Gillespie, a former Republican National Committee chairman, lobbyist and adviser to President George W. Bush, said he would prefer to keep the statues up – in part because of the cost of removal, which has been estimated at $5 million to $10 million for the statues that tower over Richmond’s Monument Avenue. “There’s a lot more things we could do here in Richmond with $10 million,” Gillespie said.

Really? $10 million to tear down five statues? Not exactly:

“I never thought they’d go away,” said Bill Gallasch, 74, president of the Monument Avenue Preservation Society….A real estate agent and former appraiser, Gallasch said he believes removing the monuments would knock 10 to 20 percent off property values in the area around the avenue — costing as much as $3 million a year in city tax revenue.

Property values! Where have I heard this argument before? But would removal of five statues representing the leading white supremacists of the Confederacy really knock 10-20 percent off property values in the area? If Gallasch is wrong, then the statues might as well come down. But if he’s right, then the statues really, really ought to come down.

POSTSCRIPT: As for the actual cost of removing the things, I’ll bet there are plenty of folks who’d be willing to do it for free. And if you insist on professionals, I’ll bet a Kickstarter campaign would raise the money in no time.

Short exercise 1
In the Monument Avenue passage, how much city tax revenue per year does Bill Gallasch say removing the monuments could cost?
Short exercise 2
Quote the Monument Avenue passage, starting with "POSTSCRIPT: As for" and going on through "in no time.".
This data comes from a separate source.

(Records of coordinate annotations)
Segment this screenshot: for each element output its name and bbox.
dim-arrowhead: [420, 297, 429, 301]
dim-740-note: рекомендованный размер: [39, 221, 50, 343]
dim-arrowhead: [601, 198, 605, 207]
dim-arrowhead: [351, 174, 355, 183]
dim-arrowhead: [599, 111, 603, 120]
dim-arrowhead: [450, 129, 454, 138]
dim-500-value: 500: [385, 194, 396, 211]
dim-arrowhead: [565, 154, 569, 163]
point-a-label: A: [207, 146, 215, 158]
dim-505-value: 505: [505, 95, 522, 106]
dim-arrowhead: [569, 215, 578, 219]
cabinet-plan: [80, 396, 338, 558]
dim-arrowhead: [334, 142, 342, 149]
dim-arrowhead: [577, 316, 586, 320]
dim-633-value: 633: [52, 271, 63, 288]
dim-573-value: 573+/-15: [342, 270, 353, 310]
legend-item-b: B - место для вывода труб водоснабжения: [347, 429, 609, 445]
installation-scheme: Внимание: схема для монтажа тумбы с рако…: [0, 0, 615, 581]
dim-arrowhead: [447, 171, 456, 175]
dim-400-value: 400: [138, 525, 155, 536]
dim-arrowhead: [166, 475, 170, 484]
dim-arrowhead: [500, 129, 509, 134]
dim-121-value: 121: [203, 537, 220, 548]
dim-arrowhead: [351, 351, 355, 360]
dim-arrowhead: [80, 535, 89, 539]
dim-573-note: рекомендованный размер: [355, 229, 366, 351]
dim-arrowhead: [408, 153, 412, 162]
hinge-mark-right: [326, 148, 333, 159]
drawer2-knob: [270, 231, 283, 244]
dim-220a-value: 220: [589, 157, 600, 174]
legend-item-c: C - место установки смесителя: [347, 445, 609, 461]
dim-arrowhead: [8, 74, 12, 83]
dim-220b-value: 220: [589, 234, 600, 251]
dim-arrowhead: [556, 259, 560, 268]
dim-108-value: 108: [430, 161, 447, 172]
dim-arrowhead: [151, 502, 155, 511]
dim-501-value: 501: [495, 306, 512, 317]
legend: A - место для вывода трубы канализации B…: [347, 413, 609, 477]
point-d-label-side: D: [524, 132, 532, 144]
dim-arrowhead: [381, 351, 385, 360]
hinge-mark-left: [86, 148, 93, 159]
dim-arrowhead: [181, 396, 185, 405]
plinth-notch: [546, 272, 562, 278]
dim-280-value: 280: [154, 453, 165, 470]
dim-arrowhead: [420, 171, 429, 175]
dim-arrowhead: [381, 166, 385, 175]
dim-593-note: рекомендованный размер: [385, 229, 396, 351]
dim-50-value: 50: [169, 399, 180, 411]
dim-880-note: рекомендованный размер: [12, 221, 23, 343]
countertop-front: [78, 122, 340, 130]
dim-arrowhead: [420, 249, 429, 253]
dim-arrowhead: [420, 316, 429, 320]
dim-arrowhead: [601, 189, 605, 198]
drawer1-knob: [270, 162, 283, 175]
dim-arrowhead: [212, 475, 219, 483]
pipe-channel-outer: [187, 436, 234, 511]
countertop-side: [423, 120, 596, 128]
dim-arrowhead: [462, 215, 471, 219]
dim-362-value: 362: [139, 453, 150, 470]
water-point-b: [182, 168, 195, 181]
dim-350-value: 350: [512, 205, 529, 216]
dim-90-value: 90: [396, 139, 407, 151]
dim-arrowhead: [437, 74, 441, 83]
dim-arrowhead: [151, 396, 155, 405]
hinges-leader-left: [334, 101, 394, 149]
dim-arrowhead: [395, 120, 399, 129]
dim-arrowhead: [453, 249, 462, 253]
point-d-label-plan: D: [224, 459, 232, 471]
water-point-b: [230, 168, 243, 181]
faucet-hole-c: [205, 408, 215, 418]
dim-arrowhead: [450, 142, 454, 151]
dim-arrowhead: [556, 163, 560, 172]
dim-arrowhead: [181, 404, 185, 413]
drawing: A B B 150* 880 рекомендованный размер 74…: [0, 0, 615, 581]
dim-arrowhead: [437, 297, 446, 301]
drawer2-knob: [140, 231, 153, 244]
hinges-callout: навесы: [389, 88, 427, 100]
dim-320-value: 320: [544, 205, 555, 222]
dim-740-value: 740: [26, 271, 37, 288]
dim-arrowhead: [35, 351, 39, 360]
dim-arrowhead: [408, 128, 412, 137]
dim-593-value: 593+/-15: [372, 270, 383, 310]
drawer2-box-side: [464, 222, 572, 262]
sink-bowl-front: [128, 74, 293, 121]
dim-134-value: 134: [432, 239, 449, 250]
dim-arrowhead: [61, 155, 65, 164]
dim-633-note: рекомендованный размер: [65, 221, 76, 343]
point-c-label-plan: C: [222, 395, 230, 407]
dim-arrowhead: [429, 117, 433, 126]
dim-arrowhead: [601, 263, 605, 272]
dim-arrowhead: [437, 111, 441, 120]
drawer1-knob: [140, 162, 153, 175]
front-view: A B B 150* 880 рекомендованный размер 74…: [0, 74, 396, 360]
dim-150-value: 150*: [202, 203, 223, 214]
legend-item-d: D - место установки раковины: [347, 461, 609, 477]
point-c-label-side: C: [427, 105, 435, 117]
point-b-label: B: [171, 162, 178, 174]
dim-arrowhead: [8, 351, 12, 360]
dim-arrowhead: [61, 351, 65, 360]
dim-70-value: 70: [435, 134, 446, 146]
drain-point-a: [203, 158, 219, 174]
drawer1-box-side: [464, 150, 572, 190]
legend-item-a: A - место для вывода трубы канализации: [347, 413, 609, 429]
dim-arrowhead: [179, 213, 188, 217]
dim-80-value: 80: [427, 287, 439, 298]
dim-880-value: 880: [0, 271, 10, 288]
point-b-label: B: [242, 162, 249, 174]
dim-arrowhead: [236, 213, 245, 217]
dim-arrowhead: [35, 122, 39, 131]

Finished answer 1
As much as $3 million a year.

Finished answer 2
POSTSCRIPT: As for the actual cost of removing the things, I’ll bet there are plenty of folks who’d be willing to do it for free. And if you insist on professionals, I’ll bet a Kickstarter campaign would raise the money in no time.